▶ WHAT IS REQUIRED: Output every line of the records below unchanged, from first to last.

▶ THE INPUT:

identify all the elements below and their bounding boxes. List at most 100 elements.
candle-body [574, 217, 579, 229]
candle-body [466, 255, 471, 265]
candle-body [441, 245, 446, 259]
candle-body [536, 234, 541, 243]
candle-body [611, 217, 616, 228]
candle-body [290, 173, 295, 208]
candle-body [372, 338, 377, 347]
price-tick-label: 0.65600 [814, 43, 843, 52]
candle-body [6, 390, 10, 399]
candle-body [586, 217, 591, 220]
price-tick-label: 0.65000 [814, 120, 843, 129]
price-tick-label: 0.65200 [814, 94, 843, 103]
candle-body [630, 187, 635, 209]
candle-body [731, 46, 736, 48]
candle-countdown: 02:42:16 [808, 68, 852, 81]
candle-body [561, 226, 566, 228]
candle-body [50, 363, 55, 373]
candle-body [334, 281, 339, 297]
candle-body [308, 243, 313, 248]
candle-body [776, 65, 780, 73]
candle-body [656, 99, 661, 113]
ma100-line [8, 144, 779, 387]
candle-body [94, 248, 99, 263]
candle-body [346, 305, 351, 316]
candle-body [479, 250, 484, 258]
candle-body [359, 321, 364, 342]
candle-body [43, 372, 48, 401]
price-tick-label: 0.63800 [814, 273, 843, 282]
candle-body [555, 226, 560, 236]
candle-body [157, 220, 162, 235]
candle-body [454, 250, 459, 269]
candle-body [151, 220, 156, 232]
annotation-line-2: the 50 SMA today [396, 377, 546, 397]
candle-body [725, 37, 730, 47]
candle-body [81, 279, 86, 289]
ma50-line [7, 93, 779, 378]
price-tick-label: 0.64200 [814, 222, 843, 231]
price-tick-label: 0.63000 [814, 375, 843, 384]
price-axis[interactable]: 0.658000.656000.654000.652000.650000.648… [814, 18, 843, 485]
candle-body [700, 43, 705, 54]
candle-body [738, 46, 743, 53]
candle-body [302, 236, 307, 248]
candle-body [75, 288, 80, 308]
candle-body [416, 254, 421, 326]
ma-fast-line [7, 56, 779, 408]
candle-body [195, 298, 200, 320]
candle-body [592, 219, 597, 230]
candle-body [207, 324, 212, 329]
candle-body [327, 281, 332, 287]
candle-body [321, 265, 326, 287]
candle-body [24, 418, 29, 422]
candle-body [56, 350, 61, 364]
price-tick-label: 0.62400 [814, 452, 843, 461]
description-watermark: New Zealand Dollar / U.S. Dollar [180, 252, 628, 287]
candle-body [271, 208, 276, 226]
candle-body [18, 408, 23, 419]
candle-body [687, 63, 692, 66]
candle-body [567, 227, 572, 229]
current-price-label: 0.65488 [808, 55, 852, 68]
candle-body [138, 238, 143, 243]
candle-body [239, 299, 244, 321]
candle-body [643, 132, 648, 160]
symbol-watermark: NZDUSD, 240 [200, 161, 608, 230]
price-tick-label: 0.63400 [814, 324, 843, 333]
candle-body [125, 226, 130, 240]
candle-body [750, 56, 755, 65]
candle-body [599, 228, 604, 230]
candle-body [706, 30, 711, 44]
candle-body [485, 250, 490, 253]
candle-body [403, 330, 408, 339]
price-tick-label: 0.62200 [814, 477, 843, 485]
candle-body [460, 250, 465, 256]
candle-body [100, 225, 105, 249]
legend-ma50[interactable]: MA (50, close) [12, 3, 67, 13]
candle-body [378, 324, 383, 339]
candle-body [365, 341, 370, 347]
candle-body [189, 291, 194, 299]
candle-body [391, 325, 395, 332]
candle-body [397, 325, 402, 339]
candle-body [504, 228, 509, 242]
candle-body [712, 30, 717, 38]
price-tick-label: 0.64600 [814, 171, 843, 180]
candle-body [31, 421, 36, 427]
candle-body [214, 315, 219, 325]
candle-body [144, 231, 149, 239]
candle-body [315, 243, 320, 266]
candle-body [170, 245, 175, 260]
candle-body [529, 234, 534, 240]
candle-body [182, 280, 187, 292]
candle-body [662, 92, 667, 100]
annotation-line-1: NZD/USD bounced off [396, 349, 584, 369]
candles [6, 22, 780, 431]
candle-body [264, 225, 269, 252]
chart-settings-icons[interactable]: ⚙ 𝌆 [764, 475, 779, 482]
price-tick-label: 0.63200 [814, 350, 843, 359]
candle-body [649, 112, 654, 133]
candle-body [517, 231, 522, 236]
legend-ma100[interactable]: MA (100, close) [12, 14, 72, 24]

▶ ANSWER BELOW:
identify all the elements below and their bounding boxes. List at most 100 elements.
candle-body [574, 217, 579, 229]
candle-body [466, 255, 471, 265]
candle-body [441, 245, 446, 259]
candle-body [536, 234, 541, 243]
candle-body [611, 217, 616, 228]
candle-body [290, 173, 295, 208]
candle-body [372, 338, 377, 347]
price-tick-label: 0.65600 [814, 43, 843, 52]
candle-body [6, 390, 10, 399]
candle-body [586, 217, 591, 220]
price-tick-label: 0.65000 [814, 120, 843, 129]
price-tick-label: 0.65200 [814, 94, 843, 103]
candle-body [630, 187, 635, 209]
candle-body [731, 46, 736, 48]
candle-countdown: 02:42:16 [808, 68, 852, 81]
candle-body [561, 226, 566, 228]
candle-body [50, 363, 55, 373]
candle-body [334, 281, 339, 297]
candle-body [308, 243, 313, 248]
candle-body [776, 65, 780, 73]
candle-body [656, 99, 661, 113]
ma100-line [8, 144, 779, 387]
candle-body [94, 248, 99, 263]
candle-body [346, 305, 351, 316]
candle-body [479, 250, 484, 258]
candle-body [359, 321, 364, 342]
candle-body [43, 372, 48, 401]
price-tick-label: 0.63800 [814, 273, 843, 282]
candle-body [555, 226, 560, 236]
candle-body [157, 220, 162, 235]
candle-body [454, 250, 459, 269]
candle-body [151, 220, 156, 232]
annotation-line-2: the 50 SMA today [396, 377, 546, 397]
candle-body [725, 37, 730, 47]
candle-body [81, 279, 86, 289]
ma50-line [7, 93, 779, 378]
price-tick-label: 0.64200 [814, 222, 843, 231]
price-tick-label: 0.63000 [814, 375, 843, 384]
price-axis[interactable]: 0.658000.656000.654000.652000.650000.648… [814, 18, 843, 485]
candle-body [700, 43, 705, 54]
candle-body [738, 46, 743, 53]
candle-body [302, 236, 307, 248]
candle-body [75, 288, 80, 308]
candle-body [416, 254, 421, 326]
ma-fast-line [7, 56, 779, 408]
candle-body [195, 298, 200, 320]
candle-body [592, 219, 597, 230]
candle-body [207, 324, 212, 329]
candle-body [327, 281, 332, 287]
candle-body [321, 265, 326, 287]
candle-body [24, 418, 29, 422]
candle-body [56, 350, 61, 364]
price-tick-label: 0.62400 [814, 452, 843, 461]
description-watermark: New Zealand Dollar / U.S. Dollar [180, 252, 628, 287]
candle-body [271, 208, 276, 226]
candle-body [18, 408, 23, 419]
candle-body [687, 63, 692, 66]
candle-body [567, 227, 572, 229]
current-price-label: 0.65488 [808, 55, 852, 68]
candle-body [138, 238, 143, 243]
candle-body [239, 299, 244, 321]
candle-body [643, 132, 648, 160]
symbol-watermark: NZDUSD, 240 [200, 161, 608, 230]
price-tick-label: 0.63400 [814, 324, 843, 333]
candle-body [125, 226, 130, 240]
candle-body [750, 56, 755, 65]
candle-body [599, 228, 604, 230]
candle-body [706, 30, 711, 44]
candle-body [485, 250, 490, 253]
candle-body [403, 330, 408, 339]
price-tick-label: 0.62200 [814, 477, 843, 485]
candle-body [460, 250, 465, 256]
candle-body [100, 225, 105, 249]
legend-ma50[interactable]: MA (50, close) [12, 3, 67, 13]
candle-body [378, 324, 383, 339]
candle-body [365, 341, 370, 347]
candle-body [189, 291, 194, 299]
candle-body [391, 325, 395, 332]
candle-body [397, 325, 402, 339]
candle-body [504, 228, 509, 242]
candle-body [712, 30, 717, 38]
price-tick-label: 0.64600 [814, 171, 843, 180]
candle-body [31, 421, 36, 427]
candle-body [214, 315, 219, 325]
candle-body [144, 231, 149, 239]
candle-body [315, 243, 320, 266]
candle-body [170, 245, 175, 260]
candle-body [529, 234, 534, 240]
candle-body [182, 280, 187, 292]
candle-body [662, 92, 667, 100]
annotation-line-1: NZD/USD bounced off [396, 349, 584, 369]
candles [6, 22, 780, 431]
candle-body [264, 225, 269, 252]
chart-settings-icons[interactable]: ⚙ 𝌆 [764, 475, 779, 482]
price-tick-label: 0.63200 [814, 350, 843, 359]
candle-body [649, 112, 654, 133]
candle-body [517, 231, 522, 236]
legend-ma100[interactable]: MA (100, close) [12, 14, 72, 24]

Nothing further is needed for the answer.